### WHAT YOU SHOULD DO
From the forum post on removing orphan files, extract the passage from "RemoveOrphanFiles is working" to "does not change.", copying it word for word.

-------- GIVEN TEXT --------

Hi,

RemoveOrphanFiles is working with only hadoop FS/IO and when run from local
with hadoop catalog. when i try to run it for S3 files using glue catalog
and from EMR. It throws the below error. i have tried with both iceberg
11,12 and also spark 3.0.1, spark 3.1.1 (all combinations) and also tried
both the commands from Actions API and also from Spark Actions API. the
result does not change.

Actions.forTable(table).removeOrphanFiles().olderThan(removeOrphanFilesOlderThan).execute();

or

SparkActions.get().deleteOrphanFiles(table).olderThan(removeOrphanFilesOlderThan).execute();

and the error is

21/08/31 05:40:36 ERROR RemoveOrphanFilesMaintenanceJob: Error in
RemoveOrphanFilesMaintenanceJob - removeOrphanFilesOlderThanTimestamp,
Illegal Arguments in table properties - Can't parse null value from
table properties, tenant: tenantId1, table:
lakehouse_database.mobiletest1, removeOrphanFilesOlderThan:
1630388136606, Status: Failed, Reason: {}.
java.lang.IllegalArgumentException: Cannot find the metadata table for
glue_catalog.lakehouse_database.mobiletest1 of type ALL_MANIFESTS
        at 
org.apache.iceberg.spark.SparkTableUtil.loadMetadataTable(SparkTableUtil.java:634)
        at 
org.apache.iceberg.spark.actions.BaseSparkAction.loadMetadataTable(BaseSparkAction.java:153)
        at 
org.apache.iceberg.spark.actions.BaseSparkAction.buildValidDataFileDF(BaseSparkAction.java:119)
        at 
org.apache.iceberg.spark.actions.BaseDeleteOrphanFilesSparkAction.doExecute(BaseDeleteOrphanFilesSparkAction.java:154)
        at 
org.apache.iceberg.spark.actions.BaseSparkAction.withJobGroupInfo(BaseSparkAction.java:99)
        at 
org.apache.iceberg.spark.actions.BaseDeleteOrphanFilesSparkAction.execute(BaseDeleteOrphanFilesSparkAction.java:141)
        at 
org.apache.iceberg.spark.actions.BaseDeleteOrphanFilesSparkAction.execute(BaseDeleteOrphanFilesSparkAction.java:76)
        at 
org.apache.iceberg.actions.RemoveOrphanFilesAction.execute(RemoveOrphanFilesAction.java:87)
        at 
com.salesforce.cdp.lakehouse.spark.tablemaintenance.job.RemoveOrphanFilesMaintenanceJob.removeOrphanFilesOlderThanTimestamp(RemoveOrphanFilesMaintenanceJob.java:273)

-------- DATASET EXCERPT --------

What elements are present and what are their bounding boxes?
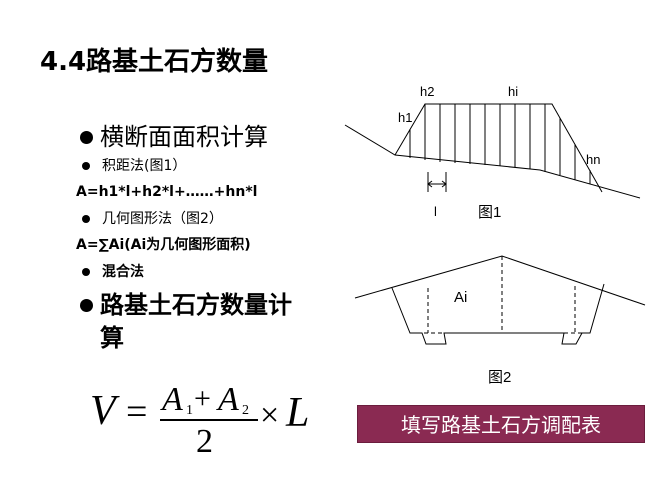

--------

### SOLVED EXERCISE
RemoveOrphanFiles is working with only hadoop FS/IO and when run from local
with hadoop catalog. when i try to run it for S3 files using glue catalog
and from EMR. It throws the below error. i have tried with both iceberg
11,12 and also spark 3.0.1, spark 3.1.1 (all combinations) and also tried
both the commands from Actions API and also from Spark Actions API. the
result does not change.